**Problem details:**
Copy out the records precisely, omitting pictures.

**Data:**

# # # # # # #

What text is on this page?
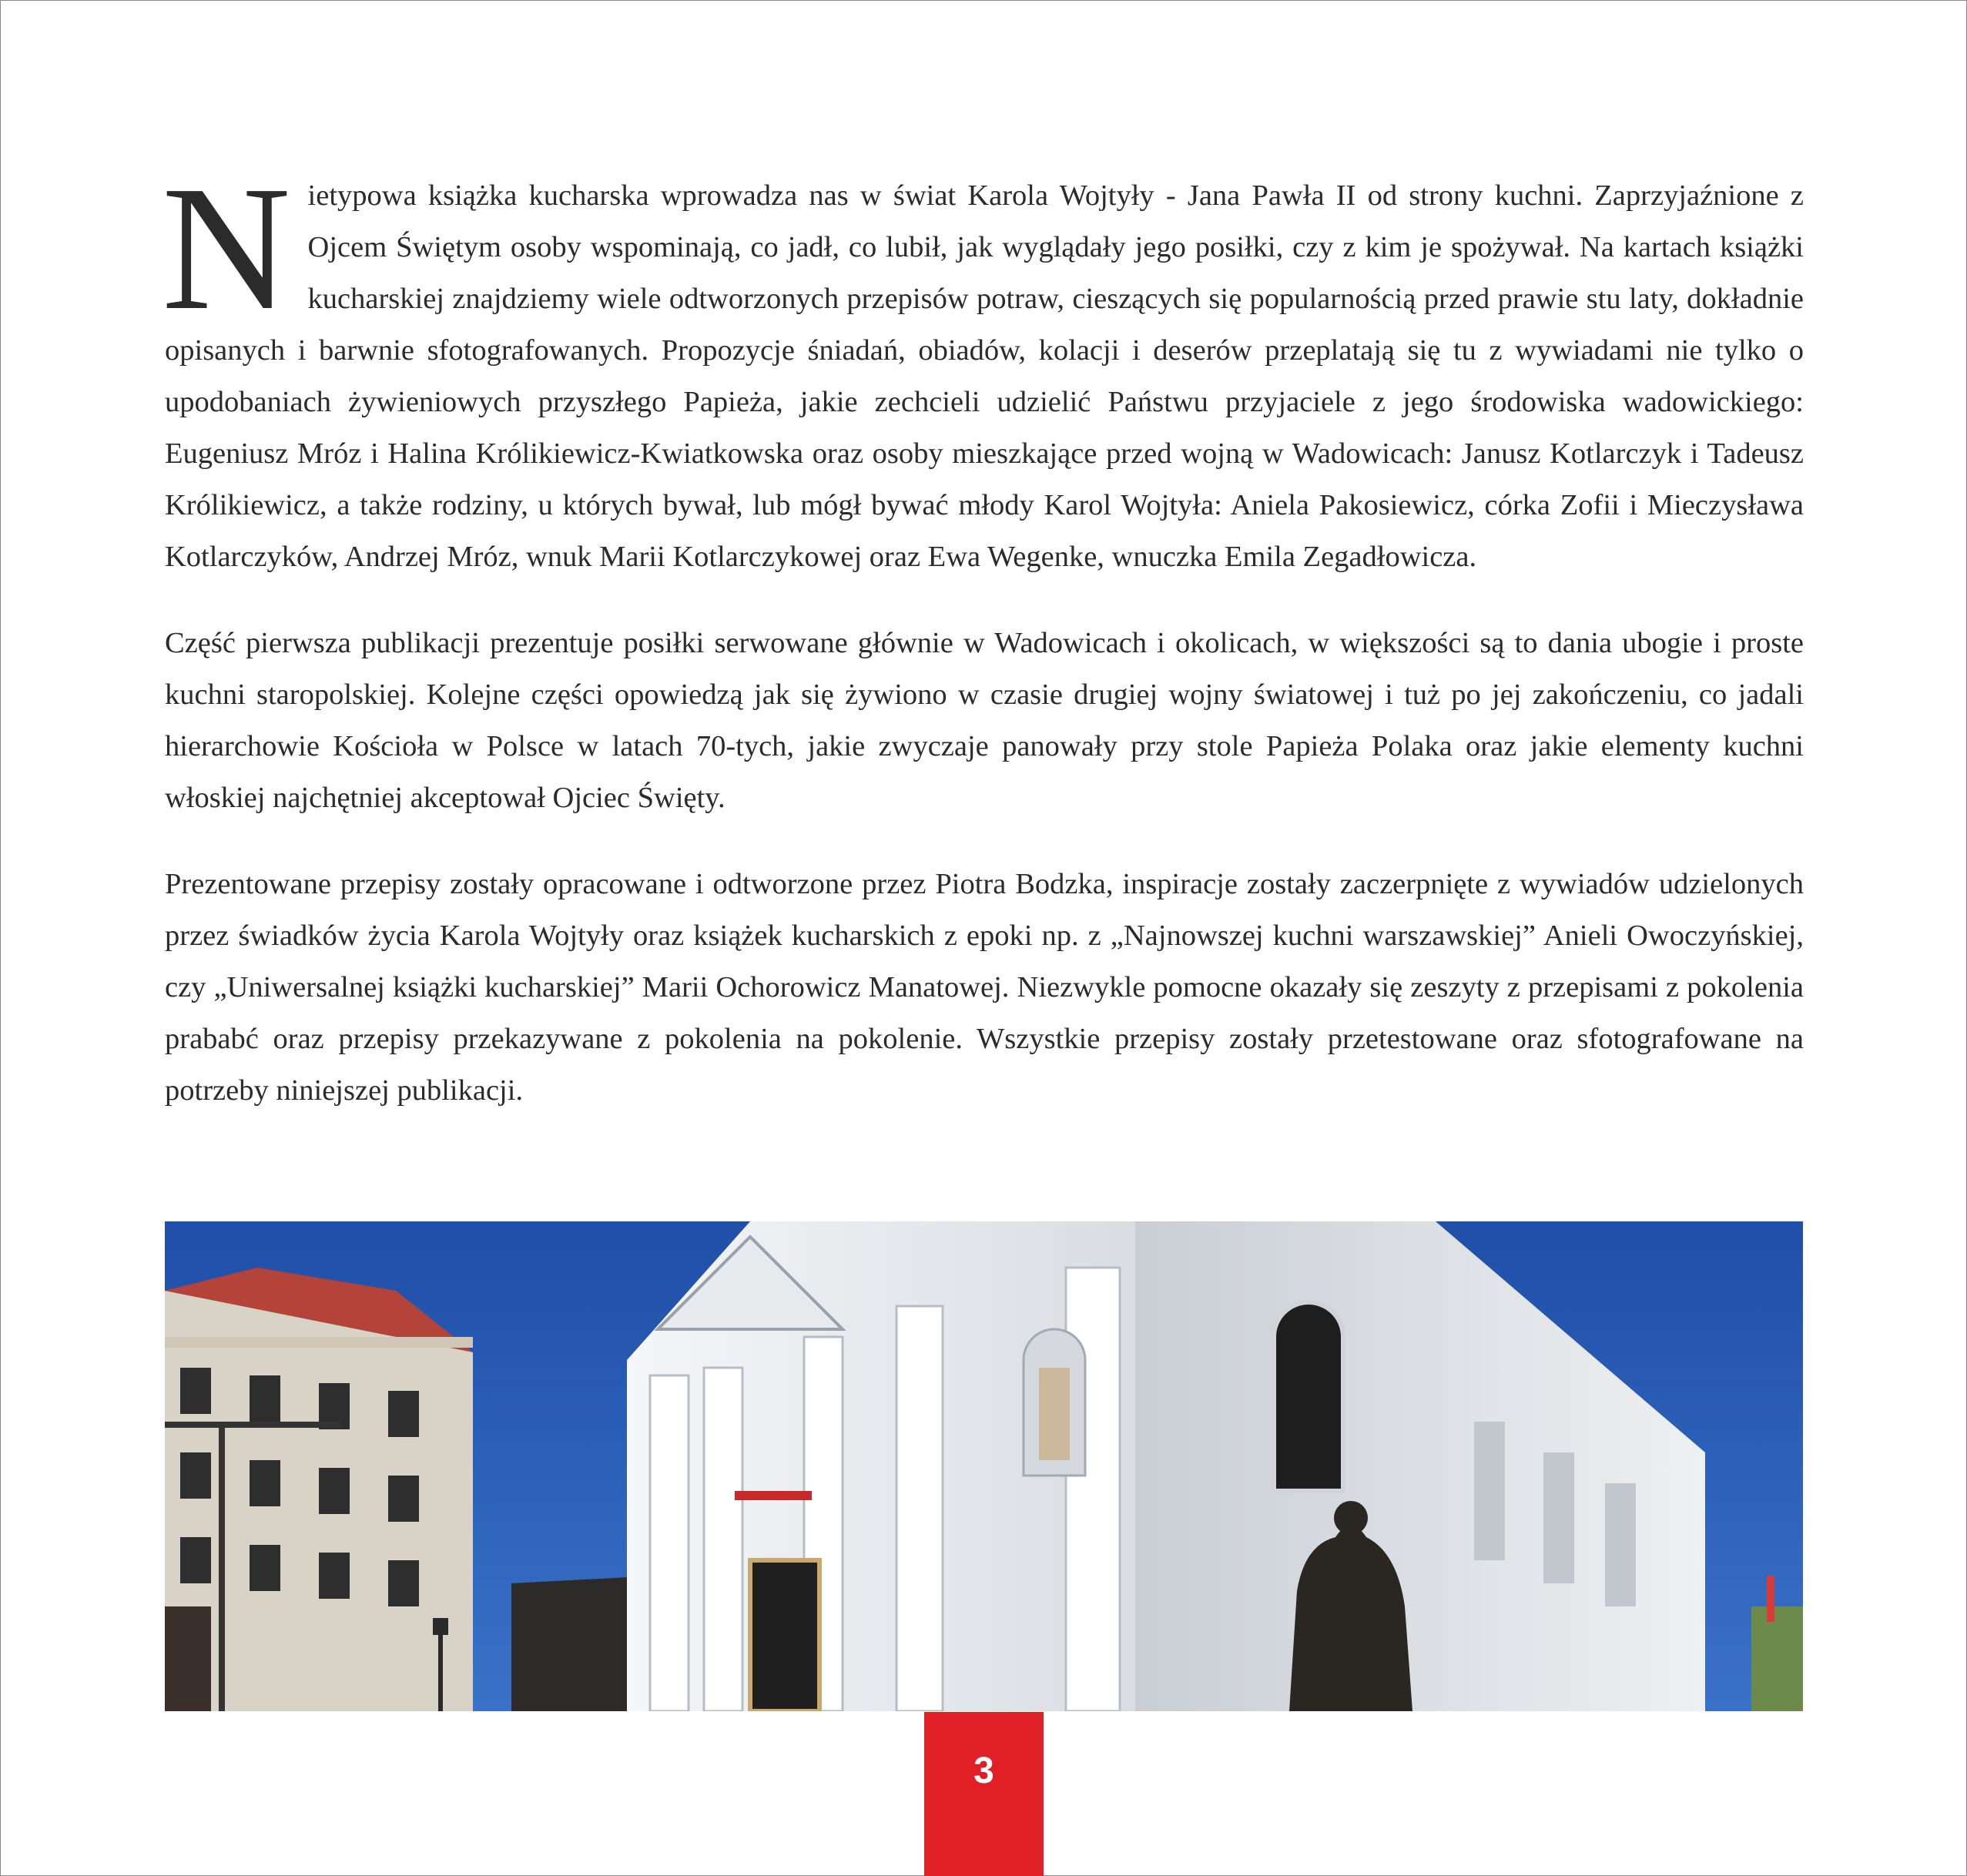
Nietypowa książka kucharska wprowadza nas w świat Karola Wojtyły - Jana Pawła II od strony kuchni. Zaprzyjaźnione z Ojcem Świętym osoby wspominają, co jadł, co lubił, jak wyglądały jego posiłki, czy z kim je spożywał. Na kartach książki kucharskiej znajdziemy wiele odtworzonych przepisów potraw, cieszących się popularnością przed prawie stu laty, dokładnie opisanych i barwnie sfotografowanych. Propozycje śniadań, obiadów, kolacji i deserów przeplatają się tu z wywiadami nie tylko o upodobaniach żywieniowych przyszłego Papieża, jakie zechcieli udzielić Państwu przyjaciele z jego środowiska wadowickiego: Eugeniusz Mróz i Halina Królikiewicz-Kwiatkowska oraz osoby mieszkające przed wojną w Wadowicach: Janusz Kotlarczyk i Tadeusz Królikiewicz, a także rodziny, u których bywał, lub mógł bywać młody Karol Wojtyła: Aniela Pakosiewicz, córka Zofii i Mieczysława Kotlarczyków, Andrzej Mróz, wnuk Marii Kotlarczykowej oraz Ewa Wegenke, wnuczka Emila Zegadłowicza.

Część pierwsza publikacji prezentuje posiłki serwowane głównie w Wadowicach i okolicach, w większości są to dania ubogie i proste kuchni staropolskiej. Kolejne części opowiedzą jak się żywiono w czasie drugiej wojny światowej i tuż po jej zakończeniu, co jadali hierarchowie Kościoła w Polsce w latach 70-tych, jakie zwyczaje panowały przy stole Papieża Polaka oraz jakie elementy kuchni włoskiej najchętniej akceptował Ojciec Święty.

Prezentowane przepisy zostały opracowane i odtworzone przez Piotra Bodzka, inspiracje zostały zaczerpnięte z wywiadów udzielonych przez świadków życia Karola Wojtyły oraz książek kucharskich z epoki np. z „Najnowszej kuchni warszawskiej” Anieli Owoczyńskiej, czy „Uniwersalnej książki kucharskiej” Marii Ochorowicz Manatowej. Niezwykle pomocne okazały się zeszyty z przepisami z pokolenia prababć oraz przepisy przekazywane z pokolenia na pokolenie. Wszystkie przepisy zostały przetestowane oraz sfotografowane na potrzeby niniejszej publikacji.

3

# # # # # # #

**Task result:**
What text is on this page?
Nietypowa książka kucharska wprowadza nas w świat Karola Wojtyły - Jana Pawła II od strony kuchni. Zaprzyjaźnione z Ojcem Świętym osoby wspominają, co jadł, co lubił, jak wyglądały jego posiłki, czy z kim je spożywał. Na kartach książki kucharskiej znajdziemy wiele odtworzonych przepisów potraw, cieszących się popularnością przed prawie stu laty, dokładnie opisanych i barwnie sfotografowanych. Propozycje śniadań, obiadów, kolacji i deserów przeplatają się tu z wywiadami nie tylko o upodobaniach żywieniowych przyszłego Papieża, jakie zechcieli udzielić Państwu przyjaciele z jego środowiska wadowickiego: Eugeniusz Mróz i Halina Królikiewicz-Kwiatkowska oraz osoby mieszkające przed wojną w Wadowicach: Janusz Kotlarczyk i Tadeusz Królikiewicz, a także rodziny, u których bywał, lub mógł bywać młody Karol Wojtyła: Aniela Pakosiewicz, córka Zofii i Mieczysława Kotlarczyków, Andrzej Mróz, wnuk Marii Kotlarczykowej oraz Ewa Wegenke, wnuczka Emila Zegadłowicza.

Część pierwsza publikacji prezentuje posiłki serwowane głównie w Wadowicach i okolicach, w większości są to dania ubogie i proste kuchni staropolskiej. Kolejne części opowiedzą jak się żywiono w czasie drugiej wojny światowej i tuż po jej zakończeniu, co jadali hierarchowie Kościoła w Polsce w latach 70-tych, jakie zwyczaje panowały przy stole Papieża Polaka oraz jakie elementy kuchni włoskiej najchętniej akceptował Ojciec Święty.

Prezentowane przepisy zostały opracowane i odtworzone przez Piotra Bodzka, inspiracje zostały zaczerpnięte z wywiadów udzielonych przez świadków życia Karola Wojtyły oraz książek kucharskich z epoki np. z „Najnowszej kuchni warszawskiej” Anieli Owoczyńskiej, czy „Uniwersalnej książki kucharskiej” Marii Ochorowicz Manatowej. Niezwykle pomocne okazały się zeszyty z przepisami z pokolenia prababć oraz przepisy przekazywane z pokolenia na pokolenie. Wszystkie przepisy zostały przetestowane oraz sfotografowane na potrzeby niniejszej publikacji.

3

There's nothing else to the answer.